Data records:
........
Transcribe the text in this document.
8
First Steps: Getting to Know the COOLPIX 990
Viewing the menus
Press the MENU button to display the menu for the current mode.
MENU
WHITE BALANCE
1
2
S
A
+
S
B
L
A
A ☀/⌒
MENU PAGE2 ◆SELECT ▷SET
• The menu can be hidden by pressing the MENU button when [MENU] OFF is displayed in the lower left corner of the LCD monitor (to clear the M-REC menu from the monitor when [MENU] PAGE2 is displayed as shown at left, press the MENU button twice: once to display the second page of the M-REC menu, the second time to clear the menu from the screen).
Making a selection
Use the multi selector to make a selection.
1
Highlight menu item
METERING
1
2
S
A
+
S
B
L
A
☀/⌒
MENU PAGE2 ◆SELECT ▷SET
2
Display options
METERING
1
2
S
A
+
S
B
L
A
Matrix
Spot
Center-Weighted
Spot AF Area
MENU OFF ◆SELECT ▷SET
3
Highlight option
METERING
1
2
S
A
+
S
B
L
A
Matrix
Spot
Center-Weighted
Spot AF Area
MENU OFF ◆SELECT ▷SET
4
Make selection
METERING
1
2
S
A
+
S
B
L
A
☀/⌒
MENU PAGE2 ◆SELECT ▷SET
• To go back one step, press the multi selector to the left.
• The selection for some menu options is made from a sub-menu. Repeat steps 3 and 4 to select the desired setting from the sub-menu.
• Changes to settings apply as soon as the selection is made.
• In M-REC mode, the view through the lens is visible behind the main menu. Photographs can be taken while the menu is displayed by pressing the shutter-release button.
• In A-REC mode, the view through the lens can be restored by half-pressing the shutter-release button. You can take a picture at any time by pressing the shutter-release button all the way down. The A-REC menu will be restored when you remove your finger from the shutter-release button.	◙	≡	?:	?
........
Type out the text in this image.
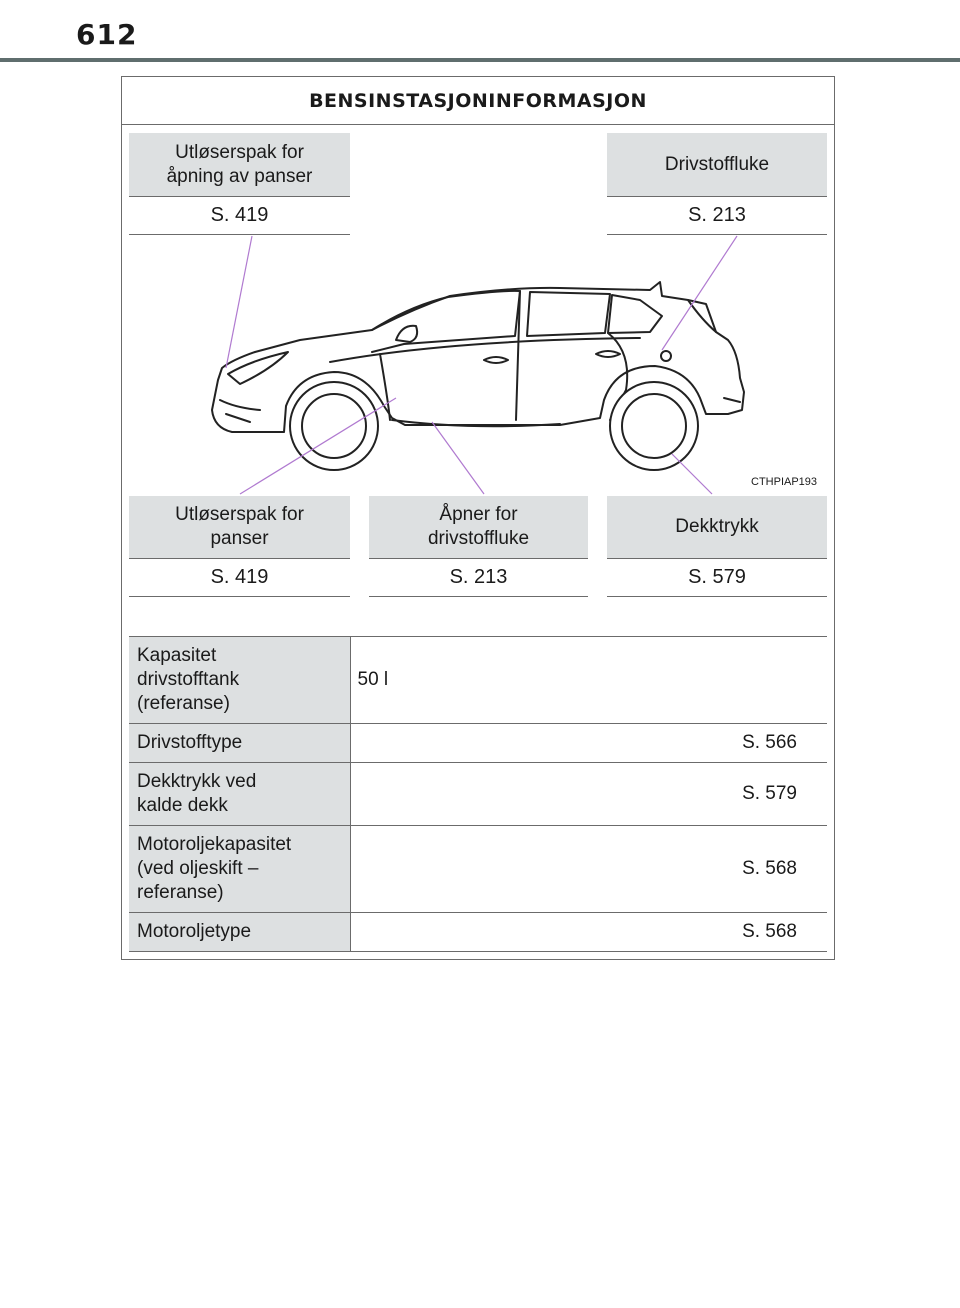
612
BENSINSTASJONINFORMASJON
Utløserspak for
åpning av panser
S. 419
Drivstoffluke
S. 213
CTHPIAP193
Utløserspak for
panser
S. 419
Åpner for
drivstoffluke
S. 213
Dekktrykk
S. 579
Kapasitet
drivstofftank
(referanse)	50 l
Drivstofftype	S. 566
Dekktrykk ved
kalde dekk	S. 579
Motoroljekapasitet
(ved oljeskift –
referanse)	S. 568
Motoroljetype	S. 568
........
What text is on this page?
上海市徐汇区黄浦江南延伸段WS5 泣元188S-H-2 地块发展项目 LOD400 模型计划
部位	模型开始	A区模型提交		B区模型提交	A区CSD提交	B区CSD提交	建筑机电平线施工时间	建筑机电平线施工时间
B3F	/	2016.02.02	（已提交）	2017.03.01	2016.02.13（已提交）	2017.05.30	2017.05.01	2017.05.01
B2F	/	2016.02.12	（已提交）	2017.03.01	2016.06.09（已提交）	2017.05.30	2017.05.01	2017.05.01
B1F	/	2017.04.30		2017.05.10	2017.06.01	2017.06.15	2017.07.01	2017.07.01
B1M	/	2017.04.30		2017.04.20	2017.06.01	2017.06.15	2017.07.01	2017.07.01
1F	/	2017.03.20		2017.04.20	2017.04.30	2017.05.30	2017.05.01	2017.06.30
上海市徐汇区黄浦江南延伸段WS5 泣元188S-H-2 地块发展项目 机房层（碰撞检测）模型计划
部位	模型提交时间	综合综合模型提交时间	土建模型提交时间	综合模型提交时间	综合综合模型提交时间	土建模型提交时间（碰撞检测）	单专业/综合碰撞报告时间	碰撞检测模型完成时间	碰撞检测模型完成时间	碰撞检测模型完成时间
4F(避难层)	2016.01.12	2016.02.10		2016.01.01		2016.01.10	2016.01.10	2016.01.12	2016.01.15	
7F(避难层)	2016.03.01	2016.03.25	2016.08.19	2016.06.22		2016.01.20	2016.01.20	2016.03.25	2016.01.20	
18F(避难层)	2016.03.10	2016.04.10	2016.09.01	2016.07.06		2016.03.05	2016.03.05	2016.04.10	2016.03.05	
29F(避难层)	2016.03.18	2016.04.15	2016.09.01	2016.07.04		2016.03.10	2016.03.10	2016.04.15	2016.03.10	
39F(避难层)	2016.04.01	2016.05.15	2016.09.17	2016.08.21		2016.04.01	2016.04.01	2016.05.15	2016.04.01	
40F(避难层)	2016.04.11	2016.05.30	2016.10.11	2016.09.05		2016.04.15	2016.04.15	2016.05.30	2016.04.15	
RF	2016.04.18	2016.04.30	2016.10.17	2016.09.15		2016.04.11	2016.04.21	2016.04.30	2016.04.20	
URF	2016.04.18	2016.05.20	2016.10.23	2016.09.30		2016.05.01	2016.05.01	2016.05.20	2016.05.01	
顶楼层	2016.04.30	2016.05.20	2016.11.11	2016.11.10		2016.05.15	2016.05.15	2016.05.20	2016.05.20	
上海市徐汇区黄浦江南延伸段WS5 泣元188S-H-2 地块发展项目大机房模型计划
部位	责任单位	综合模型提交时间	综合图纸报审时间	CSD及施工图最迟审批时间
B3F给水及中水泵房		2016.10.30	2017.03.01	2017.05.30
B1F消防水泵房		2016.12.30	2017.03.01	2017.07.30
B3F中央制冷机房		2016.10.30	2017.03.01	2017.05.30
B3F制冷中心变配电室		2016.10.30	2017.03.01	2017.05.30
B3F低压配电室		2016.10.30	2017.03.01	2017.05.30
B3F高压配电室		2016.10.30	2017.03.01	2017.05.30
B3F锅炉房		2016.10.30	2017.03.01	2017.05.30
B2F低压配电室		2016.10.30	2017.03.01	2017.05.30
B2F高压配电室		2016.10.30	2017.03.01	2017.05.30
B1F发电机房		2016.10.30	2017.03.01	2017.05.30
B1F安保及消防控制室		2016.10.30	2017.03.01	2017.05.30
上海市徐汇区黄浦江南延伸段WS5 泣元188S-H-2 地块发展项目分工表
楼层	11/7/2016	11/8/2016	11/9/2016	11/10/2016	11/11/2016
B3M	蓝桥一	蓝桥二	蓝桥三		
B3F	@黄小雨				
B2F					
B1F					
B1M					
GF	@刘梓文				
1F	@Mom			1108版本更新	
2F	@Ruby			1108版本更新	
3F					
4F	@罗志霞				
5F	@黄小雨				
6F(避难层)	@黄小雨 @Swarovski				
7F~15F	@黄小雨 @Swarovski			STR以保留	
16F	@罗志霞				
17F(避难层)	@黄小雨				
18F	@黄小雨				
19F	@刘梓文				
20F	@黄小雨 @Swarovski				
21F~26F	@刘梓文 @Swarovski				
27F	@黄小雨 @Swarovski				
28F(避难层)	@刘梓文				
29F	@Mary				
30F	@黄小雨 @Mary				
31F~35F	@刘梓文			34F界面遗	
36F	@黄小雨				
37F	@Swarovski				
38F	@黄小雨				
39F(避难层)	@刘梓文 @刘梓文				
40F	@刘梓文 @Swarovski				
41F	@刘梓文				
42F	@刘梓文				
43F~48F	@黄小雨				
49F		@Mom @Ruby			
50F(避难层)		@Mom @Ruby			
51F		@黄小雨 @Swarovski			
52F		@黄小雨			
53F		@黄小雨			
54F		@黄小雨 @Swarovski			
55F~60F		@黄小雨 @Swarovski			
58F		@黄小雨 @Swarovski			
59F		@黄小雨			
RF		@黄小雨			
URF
........
* [What you should do]: Of all the lines in the entries, how many contain the word "碰撞检测"? Give only the number.

* [Solved problem]: 2